Word for word, give the material below again, minus any images.

### Recorded information ###

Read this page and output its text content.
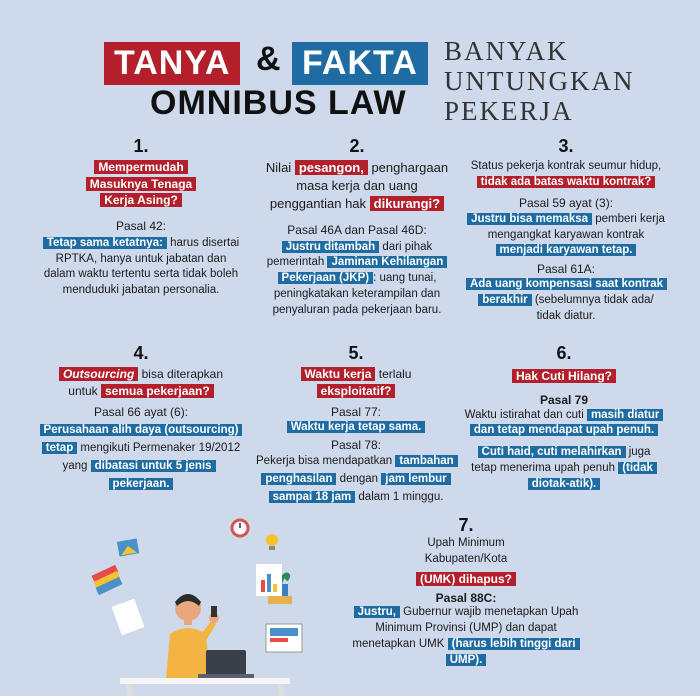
TANYA & FAKTA
OMNIBUS LAW
BANYAK
UNTUNGKAN
PEKERJA
1.
Mempermudah
Masuknya Tenaga
Kerja Asing?
Pasal 42:
Tetap sama ketatnya: harus disertai RPTKA, hanya untuk jabatan dan dalam waktu tertentu serta tidak boleh menduduki jabatan personalia.
2.
Nilai pesangon, penghargaan masa kerja dan uang penggantian hak dikurangi?
Pasal 46A dan Pasal 46D:
Justru ditambah dari pihak pemerintah Jaminan Kehilangan Pekerjaan (JKP) : uang tunai, peningkatakan keterampilan dan penyaluran pada pekerjaan baru.
3.
Status pekerja kontrak seumur hidup, tidak ada batas waktu kontrak?
Pasal 59 ayat (3):
Justru bisa memaksa pemberi kerja mengangkat karyawan kontrak menjadi karyawan tetap.
Pasal 61A:
Ada uang kompensasi saat kontrak berakhir (sebelumnya tidak ada/ tidak diatur.
4.
Outsourcing bisa diterapkan untuk semua pekerjaan?
Pasal 66 ayat (6):
Perusahaan alih daya (outsourcing) tetap mengikuti Permenaker 19/2012 yang dibatasi untuk 5 jenis pekerjaan.
5.
Waktu kerja terlalu eksploitatif?
Pasal 77:
Waktu kerja tetap sama.
Pasal 78:
Pekerja bisa mendapatkan tambahan penghasilan dengan jam lembur sampai 18 jam dalam 1 minggu.
6.
Hak Cuti Hilang?
Pasal 79
Waktu istirahat dan cuti masih diatur dan tetap mendapat upah penuh.
Cuti haid, cuti melahirkan juga tetap menerima upah penuh (tidak diotak-atik).
7.
Upah Minimum Kabupaten/Kota
(UMK) dihapus?
Pasal 88C:
Justru, Gubernur wajib menetapkan Upah Minimum Provinsi (UMP) dan dapat menetapkan UMK (harus lebih tinggi dari UMP).
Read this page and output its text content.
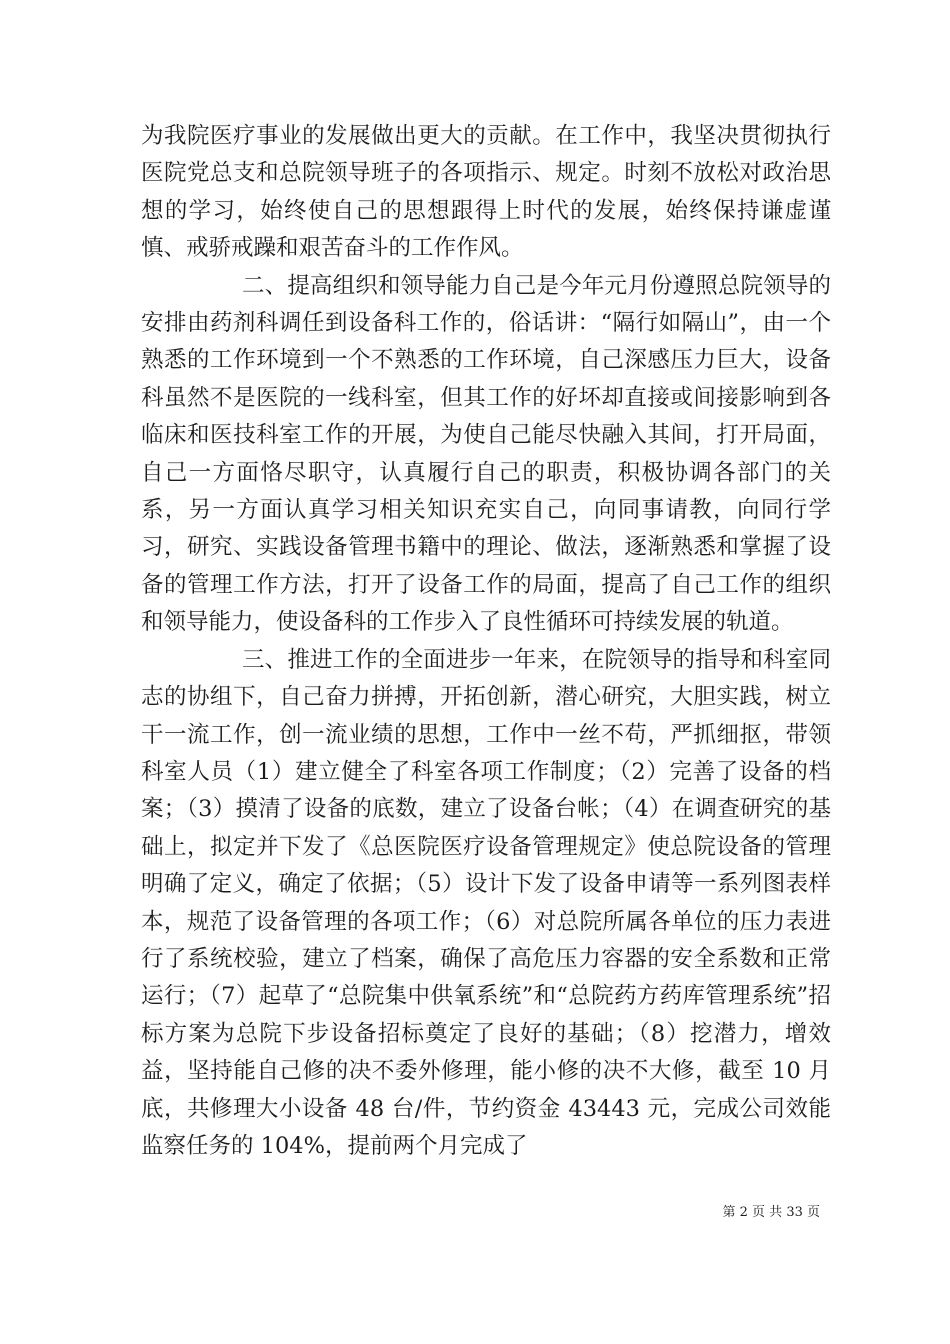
为我院医疗事业的发展做出更大的贡献。在工作中，我坚决贯彻执行医院党总支和总院领导班子的各项指示、规定。时刻不放松对政治思想的学习，始终使自己的思想跟得上时代的发展，始终保持谦虚谨慎、戒骄戒躁和艰苦奋斗的工作作风。

二、提高组织和领导能力自己是今年元月份遵照总院领导的安排由药剂科调任到设备科工作的，俗话讲：“隔行如隔山”，由一个熟悉的工作环境到一个不熟悉的工作环境，自己深感压力巨大，设备科虽然不是医院的一线科室，但其工作的好坏却直接或间接影响到各临床和医技科室工作的开展，为使自己能尽快融入其间，打开局面，自己一方面恪尽职守，认真履行自己的职责，积极协调各部门的关系，另一方面认真学习相关知识充实自己，向同事请教，向同行学习，研究、实践设备管理书籍中的理论、做法，逐渐熟悉和掌握了设备的管理工作方法，打开了设备工作的局面，提高了自己工作的组织和领导能力，使设备科的工作步入了良性循环可持续发展的轨道。

三、推进工作的全面进步一年来，在院领导的指导和科室同志的协组下，自己奋力拼搏，开拓创新，潜心研究，大胆实践，树立干一流工作，创一流业绩的思想，工作中一丝不苟，严抓细抠，带领科室人员（1）建立健全了科室各项工作制度；（2）完善了设备的档案；（3）摸清了设备的底数，建立了设备台帐；（4）在调查研究的基础上，拟定并下发了《总医院医疗设备管理规定》使总院设备的管理明确了定义，确定了依据；（5）设计下发了设备申请等一系列图表样本，规范了设备管理的各项工作；（6）对总院所属各单位的压力表进行了系统校验，建立了档案，确保了高危压力容器的安全系数和正常运行；（7）起草了“总院集中供氧系统”和“总院药方药库管理系统”招标方案为总院下步设备招标奠定了良好的基础；（8）挖潜力，增效益，坚持能自己修的决不委外修理，能小修的决不大修，截至 10 月底，共修理大小设备 48 台/件，节约资金 43443 元，完成公司效能监察任务的 104%，提前两个月完成了

第 2 页 共 33 页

###

■ Finished answer:
Read this page and output its text content.
TANYA & FAKTA
OMNIBUS LAW
BANYAK
UNTUNGKAN
PEKERJA
1.
Mempermudah
Masuknya Tenaga
Kerja Asing?
Pasal 42:
Tetap sama ketatnya: harus disertai RPTKA, hanya untuk jabatan dan dalam waktu tertentu serta tidak boleh menduduki jabatan personalia.
2.
Nilai pesangon, penghargaan masa kerja dan uang penggantian hak dikurangi?
Pasal 46A dan Pasal 46D:
Justru ditambah dari pihak pemerintah Jaminan Kehilangan Pekerjaan (JKP) : uang tunai, peningkatakan keterampilan dan penyaluran pada pekerjaan baru.
3.
Status pekerja kontrak seumur hidup, tidak ada batas waktu kontrak?
Pasal 59 ayat (3):
Justru bisa memaksa pemberi kerja mengangkat karyawan kontrak menjadi karyawan tetap.
Pasal 61A:
Ada uang kompensasi saat kontrak berakhir (sebelumnya tidak ada/ tidak diatur.
4.
Outsourcing bisa diterapkan untuk semua pekerjaan?
Pasal 66 ayat (6):
Perusahaan alih daya (outsourcing) tetap mengikuti Permenaker 19/2012 yang dibatasi untuk 5 jenis pekerjaan.
5.
Waktu kerja terlalu eksploitatif?
Pasal 77:
Waktu kerja tetap sama.
Pasal 78:
Pekerja bisa mendapatkan tambahan penghasilan dengan jam lembur sampai 18 jam dalam 1 minggu.
6.
Hak Cuti Hilang?
Pasal 79
Waktu istirahat dan cuti masih diatur dan tetap mendapat upah penuh.
Cuti haid, cuti melahirkan juga tetap menerima upah penuh (tidak diotak-atik).
7.
Upah Minimum Kabupaten/Kota
(UMK) dihapus?
Pasal 88C:
Justru, Gubernur wajib menetapkan Upah Minimum Provinsi (UMP) dan dapat menetapkan UMK (harus lebih tinggi dari UMP).
Read this page and output its text content.
为我院医疗事业的发展做出更大的贡献。在工作中，我坚决贯彻执行医院党总支和总院领导班子的各项指示、规定。时刻不放松对政治思想的学习，始终使自己的思想跟得上时代的发展，始终保持谦虚谨慎、戒骄戒躁和艰苦奋斗的工作作风。

二、提高组织和领导能力自己是今年元月份遵照总院领导的安排由药剂科调任到设备科工作的，俗话讲：“隔行如隔山”，由一个熟悉的工作环境到一个不熟悉的工作环境，自己深感压力巨大，设备科虽然不是医院的一线科室，但其工作的好坏却直接或间接影响到各临床和医技科室工作的开展，为使自己能尽快融入其间，打开局面，自己一方面恪尽职守，认真履行自己的职责，积极协调各部门的关系，另一方面认真学习相关知识充实自己，向同事请教，向同行学习，研究、实践设备管理书籍中的理论、做法，逐渐熟悉和掌握了设备的管理工作方法，打开了设备工作的局面，提高了自己工作的组织和领导能力，使设备科的工作步入了良性循环可持续发展的轨道。

三、推进工作的全面进步一年来，在院领导的指导和科室同志的协组下，自己奋力拼搏，开拓创新，潜心研究，大胆实践，树立干一流工作，创一流业绩的思想，工作中一丝不苟，严抓细抠，带领科室人员（1）建立健全了科室各项工作制度；（2）完善了设备的档案；（3）摸清了设备的底数，建立了设备台帐；（4）在调查研究的基础上，拟定并下发了《总医院医疗设备管理规定》使总院设备的管理明确了定义，确定了依据；（5）设计下发了设备申请等一系列图表样本，规范了设备管理的各项工作；（6）对总院所属各单位的压力表进行了系统校验，建立了档案，确保了高危压力容器的安全系数和正常运行；（7）起草了“总院集中供氧系统”和“总院药方药库管理系统”招标方案为总院下步设备招标奠定了良好的基础；（8）挖潜力，增效益，坚持能自己修的决不委外修理，能小修的决不大修，截至 10 月底，共修理大小设备 48 台/件，节约资金 43443 元，完成公司效能监察任务的 104%，提前两个月完成了

第 2 页 共 33 页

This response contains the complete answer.